WHAT IS EXPECTED:
Reproduce every record exactly as it appears, but not the pictures.

LISTED ENTRIES:
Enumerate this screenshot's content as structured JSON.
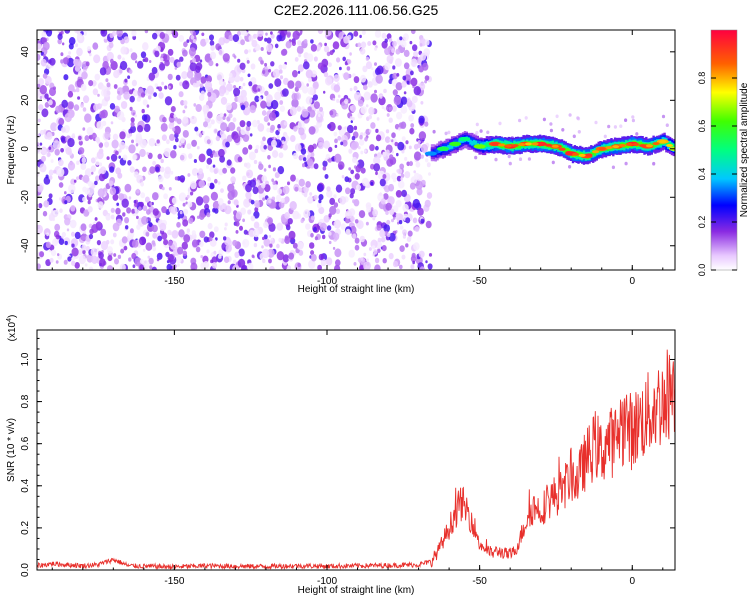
{
  "chart_data": [
    {
      "type": "heatmap",
      "title": "C2E2.2026.111.06.56.G25",
      "xlabel": "Height of straight line (km)",
      "ylabel": "Frequency (Hz)",
      "xlim": [
        -195,
        14
      ],
      "ylim": [
        -50,
        49
      ],
      "x_ticks": [
        -150,
        -100,
        -50,
        0
      ],
      "x_tick_labels": [
        "-150",
        "-100",
        "-50",
        "0"
      ],
      "y_ticks": [
        -40,
        -20,
        0,
        20,
        40
      ],
      "y_tick_labels": [
        "-40",
        "-20",
        "0",
        "20",
        "40"
      ],
      "colorbar": {
        "label": "Normalized spectral amplitude",
        "range": [
          0,
          1
        ],
        "ticks": [
          0.0,
          0.2,
          0.4,
          0.6,
          0.8
        ],
        "tick_labels": [
          "0.0",
          "0.2",
          "0.4",
          "0.6",
          "0.8"
        ]
      },
      "noise_region_x": [
        -195,
        -66
      ],
      "signal_band": {
        "x": [
          -66,
          -62,
          -58,
          -55,
          -50,
          -45,
          -40,
          -35,
          -30,
          -25,
          -20,
          -15,
          -10,
          -5,
          0,
          5,
          10,
          14
        ],
        "frequency_hz": [
          -2,
          0,
          2,
          4,
          1,
          2,
          1,
          2,
          2,
          1,
          -2,
          -3,
          0,
          1,
          2,
          1,
          3,
          0
        ],
        "amplitude": [
          0.35,
          0.55,
          0.6,
          0.5,
          0.65,
          0.9,
          0.95,
          0.9,
          0.95,
          0.9,
          0.95,
          0.9,
          0.85,
          0.9,
          0.95,
          0.9,
          0.8,
          0.7
        ]
      }
    },
    {
      "type": "line",
      "xlabel": "Height of straight line (km)",
      "ylabel": "SNR (10 * v/v)",
      "y_multiplier": "(x10",
      "y_exponent": "4",
      "xlim": [
        -195,
        14
      ],
      "ylim": [
        0,
        1.14
      ],
      "x_ticks": [
        -150,
        -100,
        -50,
        0
      ],
      "x_tick_labels": [
        "-150",
        "-100",
        "-50",
        "0"
      ],
      "y_ticks": [
        0.0,
        0.2,
        0.4,
        0.6,
        0.8,
        1.0
      ],
      "y_tick_labels": [
        "0.0",
        "0.2",
        "0.4",
        "0.6",
        "0.8",
        "1.0"
      ],
      "color": "#e8302c",
      "series": [
        {
          "name": "SNR",
          "x": [
            -195,
            -190,
            -185,
            -180,
            -175,
            -170,
            -165,
            -160,
            -150,
            -140,
            -130,
            -120,
            -110,
            -100,
            -90,
            -80,
            -70,
            -66,
            -64,
            -62,
            -60,
            -58,
            -56,
            -54,
            -52,
            -50,
            -48,
            -46,
            -44,
            -42,
            -40,
            -38,
            -36,
            -34,
            -32,
            -30,
            -28,
            -26,
            -24,
            -22,
            -20,
            -18,
            -16,
            -14,
            -12,
            -10,
            -8,
            -6,
            -4,
            -2,
            0,
            2,
            4,
            6,
            8,
            10,
            12,
            14
          ],
          "y": [
            0.02,
            0.03,
            0.025,
            0.02,
            0.025,
            0.05,
            0.02,
            0.018,
            0.015,
            0.02,
            0.018,
            0.017,
            0.02,
            0.018,
            0.02,
            0.022,
            0.025,
            0.04,
            0.08,
            0.14,
            0.2,
            0.27,
            0.32,
            0.28,
            0.22,
            0.12,
            0.1,
            0.08,
            0.09,
            0.08,
            0.07,
            0.1,
            0.18,
            0.27,
            0.3,
            0.28,
            0.32,
            0.35,
            0.36,
            0.4,
            0.45,
            0.42,
            0.5,
            0.55,
            0.6,
            0.55,
            0.62,
            0.6,
            0.68,
            0.7,
            0.65,
            0.7,
            0.72,
            0.75,
            0.78,
            0.8,
            0.85,
            0.9
          ]
        }
      ]
    }
  ]
}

EXERCISE RESPONSE:
Enumerate this screenshot's content as structured JSON.
{
  "chart_data": [
    {
      "type": "heatmap",
      "title": "C2E2.2026.111.06.56.G25",
      "xlabel": "Height of straight line (km)",
      "ylabel": "Frequency (Hz)",
      "xlim": [
        -195,
        14
      ],
      "ylim": [
        -50,
        49
      ],
      "x_ticks": [
        -150,
        -100,
        -50,
        0
      ],
      "x_tick_labels": [
        "-150",
        "-100",
        "-50",
        "0"
      ],
      "y_ticks": [
        -40,
        -20,
        0,
        20,
        40
      ],
      "y_tick_labels": [
        "-40",
        "-20",
        "0",
        "20",
        "40"
      ],
      "colorbar": {
        "label": "Normalized spectral amplitude",
        "range": [
          0,
          1
        ],
        "ticks": [
          0.0,
          0.2,
          0.4,
          0.6,
          0.8
        ],
        "tick_labels": [
          "0.0",
          "0.2",
          "0.4",
          "0.6",
          "0.8"
        ]
      },
      "noise_region_x": [
        -195,
        -66
      ],
      "signal_band": {
        "x": [
          -66,
          -62,
          -58,
          -55,
          -50,
          -45,
          -40,
          -35,
          -30,
          -25,
          -20,
          -15,
          -10,
          -5,
          0,
          5,
          10,
          14
        ],
        "frequency_hz": [
          -2,
          0,
          2,
          4,
          1,
          2,
          1,
          2,
          2,
          1,
          -2,
          -3,
          0,
          1,
          2,
          1,
          3,
          0
        ],
        "amplitude": [
          0.35,
          0.55,
          0.6,
          0.5,
          0.65,
          0.9,
          0.95,
          0.9,
          0.95,
          0.9,
          0.95,
          0.9,
          0.85,
          0.9,
          0.95,
          0.9,
          0.8,
          0.7
        ]
      }
    },
    {
      "type": "line",
      "xlabel": "Height of straight line (km)",
      "ylabel": "SNR (10 * v/v)",
      "y_multiplier": "(x10",
      "y_exponent": "4",
      "xlim": [
        -195,
        14
      ],
      "ylim": [
        0,
        1.14
      ],
      "x_ticks": [
        -150,
        -100,
        -50,
        0
      ],
      "x_tick_labels": [
        "-150",
        "-100",
        "-50",
        "0"
      ],
      "y_ticks": [
        0.0,
        0.2,
        0.4,
        0.6,
        0.8,
        1.0
      ],
      "y_tick_labels": [
        "0.0",
        "0.2",
        "0.4",
        "0.6",
        "0.8",
        "1.0"
      ],
      "color": "#e8302c",
      "series": [
        {
          "name": "SNR",
          "x": [
            -195,
            -190,
            -185,
            -180,
            -175,
            -170,
            -165,
            -160,
            -150,
            -140,
            -130,
            -120,
            -110,
            -100,
            -90,
            -80,
            -70,
            -66,
            -64,
            -62,
            -60,
            -58,
            -56,
            -54,
            -52,
            -50,
            -48,
            -46,
            -44,
            -42,
            -40,
            -38,
            -36,
            -34,
            -32,
            -30,
            -28,
            -26,
            -24,
            -22,
            -20,
            -18,
            -16,
            -14,
            -12,
            -10,
            -8,
            -6,
            -4,
            -2,
            0,
            2,
            4,
            6,
            8,
            10,
            12,
            14
          ],
          "y": [
            0.02,
            0.03,
            0.025,
            0.02,
            0.025,
            0.05,
            0.02,
            0.018,
            0.015,
            0.02,
            0.018,
            0.017,
            0.02,
            0.018,
            0.02,
            0.022,
            0.025,
            0.04,
            0.08,
            0.14,
            0.2,
            0.27,
            0.32,
            0.28,
            0.22,
            0.12,
            0.1,
            0.08,
            0.09,
            0.08,
            0.07,
            0.1,
            0.18,
            0.27,
            0.3,
            0.28,
            0.32,
            0.35,
            0.36,
            0.4,
            0.45,
            0.42,
            0.5,
            0.55,
            0.6,
            0.55,
            0.62,
            0.6,
            0.68,
            0.7,
            0.65,
            0.7,
            0.72,
            0.75,
            0.78,
            0.8,
            0.85,
            0.9
          ]
        }
      ]
    }
  ]
}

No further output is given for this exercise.